### Records supplied

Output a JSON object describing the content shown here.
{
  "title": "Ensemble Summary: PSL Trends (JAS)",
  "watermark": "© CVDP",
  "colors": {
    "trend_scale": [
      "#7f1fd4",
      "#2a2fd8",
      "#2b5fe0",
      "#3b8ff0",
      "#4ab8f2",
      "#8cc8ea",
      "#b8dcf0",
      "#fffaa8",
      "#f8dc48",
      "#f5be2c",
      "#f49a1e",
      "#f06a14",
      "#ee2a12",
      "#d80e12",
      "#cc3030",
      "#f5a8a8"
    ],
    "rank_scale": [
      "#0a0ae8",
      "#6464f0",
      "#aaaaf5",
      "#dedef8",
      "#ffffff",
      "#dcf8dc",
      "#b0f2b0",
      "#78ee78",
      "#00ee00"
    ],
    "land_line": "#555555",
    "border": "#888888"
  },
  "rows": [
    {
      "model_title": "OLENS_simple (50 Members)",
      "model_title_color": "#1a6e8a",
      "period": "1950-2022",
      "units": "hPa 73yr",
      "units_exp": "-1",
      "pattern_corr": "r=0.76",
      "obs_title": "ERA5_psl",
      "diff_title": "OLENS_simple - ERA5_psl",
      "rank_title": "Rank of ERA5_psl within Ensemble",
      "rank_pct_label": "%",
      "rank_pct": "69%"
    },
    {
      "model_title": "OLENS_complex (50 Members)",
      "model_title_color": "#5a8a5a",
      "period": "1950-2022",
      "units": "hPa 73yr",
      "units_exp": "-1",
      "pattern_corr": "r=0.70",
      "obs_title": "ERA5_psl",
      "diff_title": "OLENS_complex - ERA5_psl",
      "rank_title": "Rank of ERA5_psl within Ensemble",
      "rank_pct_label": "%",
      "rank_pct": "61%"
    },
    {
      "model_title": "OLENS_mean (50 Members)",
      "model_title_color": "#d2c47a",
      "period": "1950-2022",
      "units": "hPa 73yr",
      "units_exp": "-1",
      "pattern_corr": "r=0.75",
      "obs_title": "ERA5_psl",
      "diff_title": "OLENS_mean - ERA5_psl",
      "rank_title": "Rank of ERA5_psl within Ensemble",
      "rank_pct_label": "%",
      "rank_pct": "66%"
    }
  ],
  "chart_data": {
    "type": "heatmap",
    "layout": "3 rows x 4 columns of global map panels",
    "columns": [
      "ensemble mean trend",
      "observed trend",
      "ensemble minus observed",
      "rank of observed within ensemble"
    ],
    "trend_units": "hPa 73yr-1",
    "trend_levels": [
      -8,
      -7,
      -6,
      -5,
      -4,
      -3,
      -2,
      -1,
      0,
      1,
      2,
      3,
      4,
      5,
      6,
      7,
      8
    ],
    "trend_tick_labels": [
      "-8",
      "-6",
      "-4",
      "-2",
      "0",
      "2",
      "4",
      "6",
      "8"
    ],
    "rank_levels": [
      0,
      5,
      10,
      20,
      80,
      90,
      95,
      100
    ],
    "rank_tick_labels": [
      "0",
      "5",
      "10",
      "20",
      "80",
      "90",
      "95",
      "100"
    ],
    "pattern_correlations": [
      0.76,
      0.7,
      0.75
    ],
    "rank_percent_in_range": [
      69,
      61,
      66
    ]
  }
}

######

> Task objective: Copy each line of the records above that carries the word "rows".

> Output below:
  "rows": [
    "layout": "3 rows x 4 columns of global map panels",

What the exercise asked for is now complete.